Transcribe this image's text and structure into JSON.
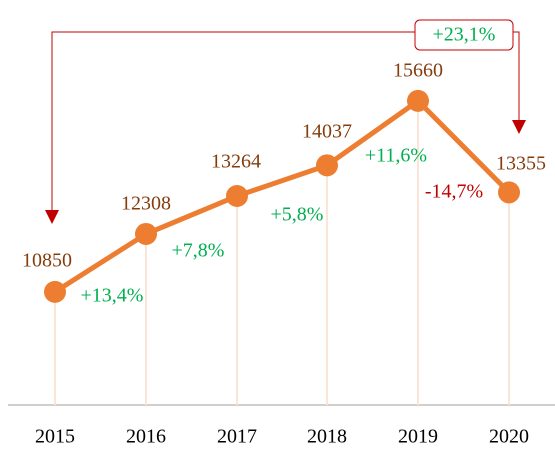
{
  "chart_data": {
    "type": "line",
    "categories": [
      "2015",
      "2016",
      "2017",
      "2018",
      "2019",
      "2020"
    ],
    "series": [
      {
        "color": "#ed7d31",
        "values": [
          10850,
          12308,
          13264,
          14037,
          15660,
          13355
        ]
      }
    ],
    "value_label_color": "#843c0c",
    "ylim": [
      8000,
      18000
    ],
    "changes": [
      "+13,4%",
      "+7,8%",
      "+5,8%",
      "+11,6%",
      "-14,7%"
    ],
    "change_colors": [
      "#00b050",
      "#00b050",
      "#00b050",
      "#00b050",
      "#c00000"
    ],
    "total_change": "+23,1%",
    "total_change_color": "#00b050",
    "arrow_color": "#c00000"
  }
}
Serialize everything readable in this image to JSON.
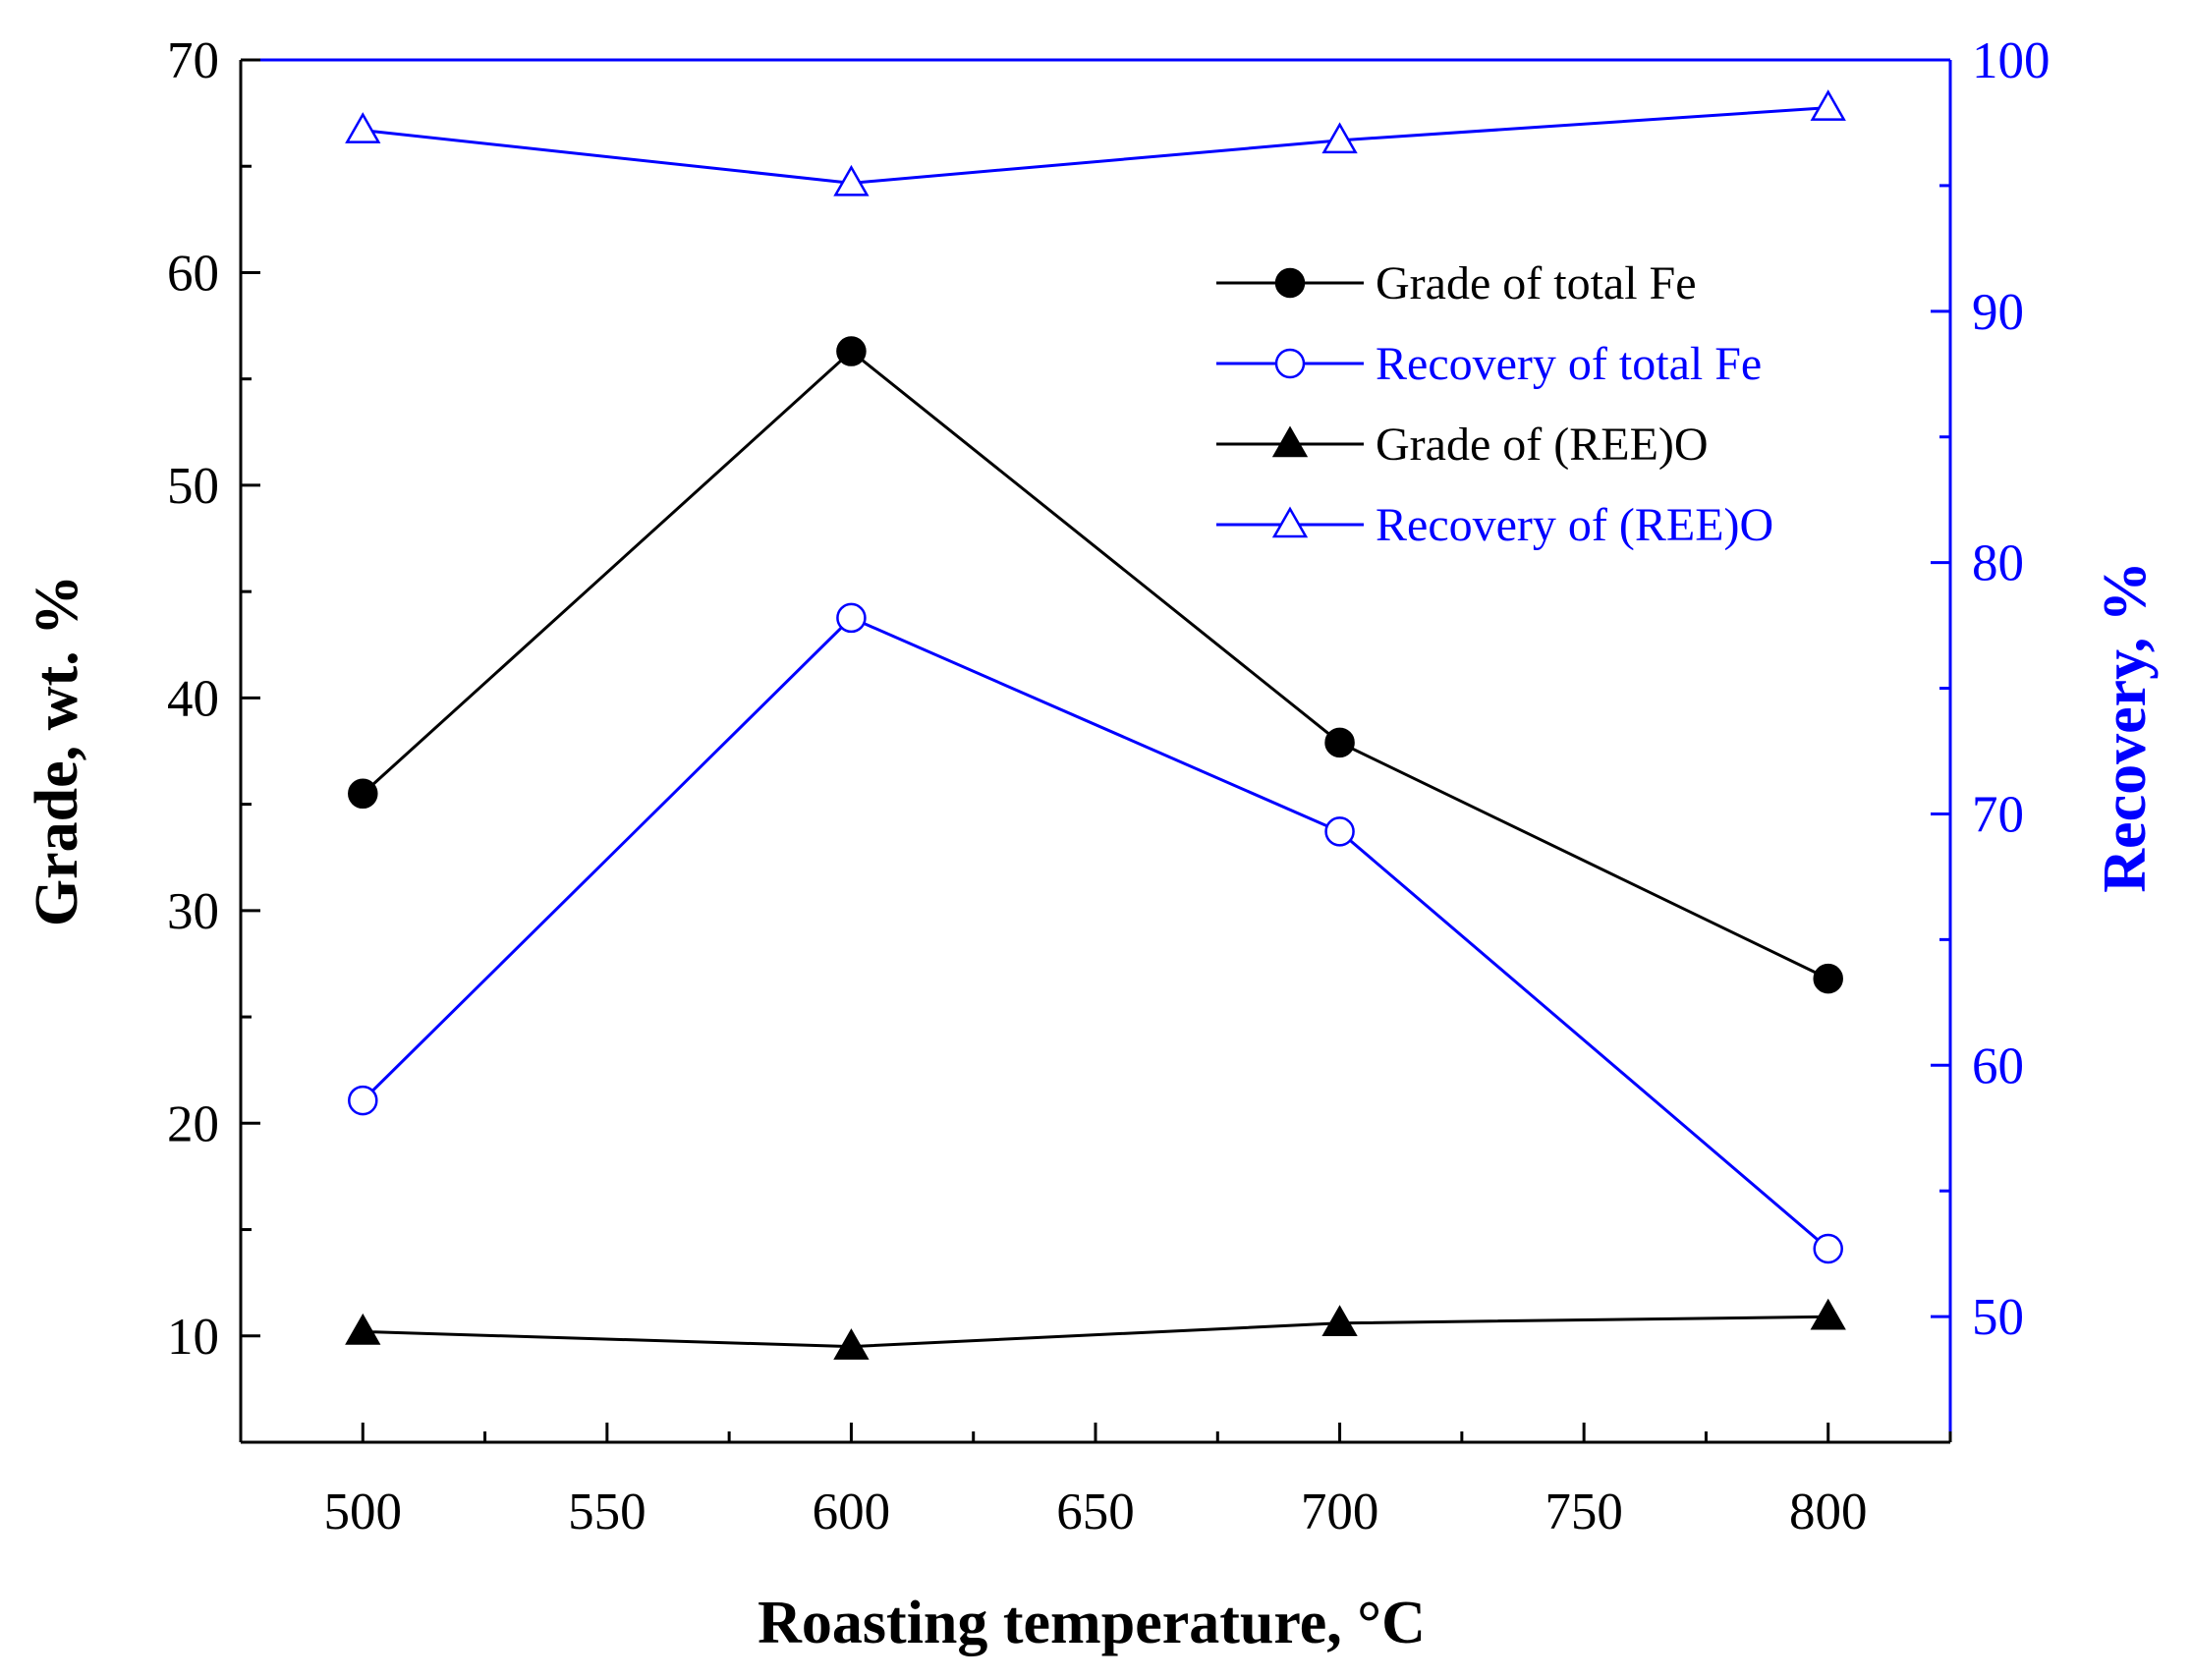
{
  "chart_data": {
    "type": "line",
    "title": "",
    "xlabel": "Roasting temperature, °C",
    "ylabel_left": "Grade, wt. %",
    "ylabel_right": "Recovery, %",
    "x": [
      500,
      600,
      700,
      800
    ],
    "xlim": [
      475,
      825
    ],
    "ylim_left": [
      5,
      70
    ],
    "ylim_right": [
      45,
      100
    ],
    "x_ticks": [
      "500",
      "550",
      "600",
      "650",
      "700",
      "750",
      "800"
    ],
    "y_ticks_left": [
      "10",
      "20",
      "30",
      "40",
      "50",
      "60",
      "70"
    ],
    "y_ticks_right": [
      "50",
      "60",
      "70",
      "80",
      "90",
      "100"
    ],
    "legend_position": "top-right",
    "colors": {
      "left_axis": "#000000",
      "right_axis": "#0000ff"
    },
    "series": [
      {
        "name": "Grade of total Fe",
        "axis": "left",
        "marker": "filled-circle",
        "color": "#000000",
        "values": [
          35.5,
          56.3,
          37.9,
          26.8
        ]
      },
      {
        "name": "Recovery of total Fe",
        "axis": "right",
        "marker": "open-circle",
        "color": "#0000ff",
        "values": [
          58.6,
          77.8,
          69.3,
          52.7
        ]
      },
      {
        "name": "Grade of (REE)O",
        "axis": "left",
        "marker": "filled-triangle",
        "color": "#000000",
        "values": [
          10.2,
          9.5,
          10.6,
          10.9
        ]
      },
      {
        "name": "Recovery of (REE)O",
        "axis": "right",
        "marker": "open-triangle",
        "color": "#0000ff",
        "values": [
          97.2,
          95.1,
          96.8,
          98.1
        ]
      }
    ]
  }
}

++++++++++++++++++++

[PROBLEM REQUIREMENTS]:
Reproduce all the records verbatim, excluding images.

[SOLUTION FOR THIS TASK]:
Transcribe this image's text and structure into JSON.
{
  "chart_data": {
    "type": "line",
    "categories": [
      "2015",
      "2016",
      "2017",
      "2018",
      "2019",
      "2020"
    ],
    "series": [
      {
        "color": "#ed7d31",
        "values": [
          10850,
          12308,
          13264,
          14037,
          15660,
          13355
        ]
      }
    ],
    "value_label_color": "#843c0c",
    "ylim": [
      8000,
      18000
    ],
    "changes": [
      "+13,4%",
      "+7,8%",
      "+5,8%",
      "+11,6%",
      "-14,7%"
    ],
    "change_colors": [
      "#00b050",
      "#00b050",
      "#00b050",
      "#00b050",
      "#c00000"
    ],
    "total_change": "+23,1%",
    "total_change_color": "#00b050",
    "arrow_color": "#c00000"
  }
}
Serialize everything readable in this image to JSON.
{
  "chart_data": {
    "type": "line",
    "title": "",
    "xlabel": "Roasting temperature, °C",
    "ylabel_left": "Grade, wt. %",
    "ylabel_right": "Recovery, %",
    "x": [
      500,
      600,
      700,
      800
    ],
    "xlim": [
      475,
      825
    ],
    "ylim_left": [
      5,
      70
    ],
    "ylim_right": [
      45,
      100
    ],
    "x_ticks": [
      "500",
      "550",
      "600",
      "650",
      "700",
      "750",
      "800"
    ],
    "y_ticks_left": [
      "10",
      "20",
      "30",
      "40",
      "50",
      "60",
      "70"
    ],
    "y_ticks_right": [
      "50",
      "60",
      "70",
      "80",
      "90",
      "100"
    ],
    "legend_position": "top-right",
    "colors": {
      "left_axis": "#000000",
      "right_axis": "#0000ff"
    },
    "series": [
      {
        "name": "Grade of total Fe",
        "axis": "left",
        "marker": "filled-circle",
        "color": "#000000",
        "values": [
          35.5,
          56.3,
          37.9,
          26.8
        ]
      },
      {
        "name": "Recovery of total Fe",
        "axis": "right",
        "marker": "open-circle",
        "color": "#0000ff",
        "values": [
          58.6,
          77.8,
          69.3,
          52.7
        ]
      },
      {
        "name": "Grade of (REE)O",
        "axis": "left",
        "marker": "filled-triangle",
        "color": "#000000",
        "values": [
          10.2,
          9.5,
          10.6,
          10.9
        ]
      },
      {
        "name": "Recovery of (REE)O",
        "axis": "right",
        "marker": "open-triangle",
        "color": "#0000ff",
        "values": [
          97.2,
          95.1,
          96.8,
          98.1
        ]
      }
    ]
  }
}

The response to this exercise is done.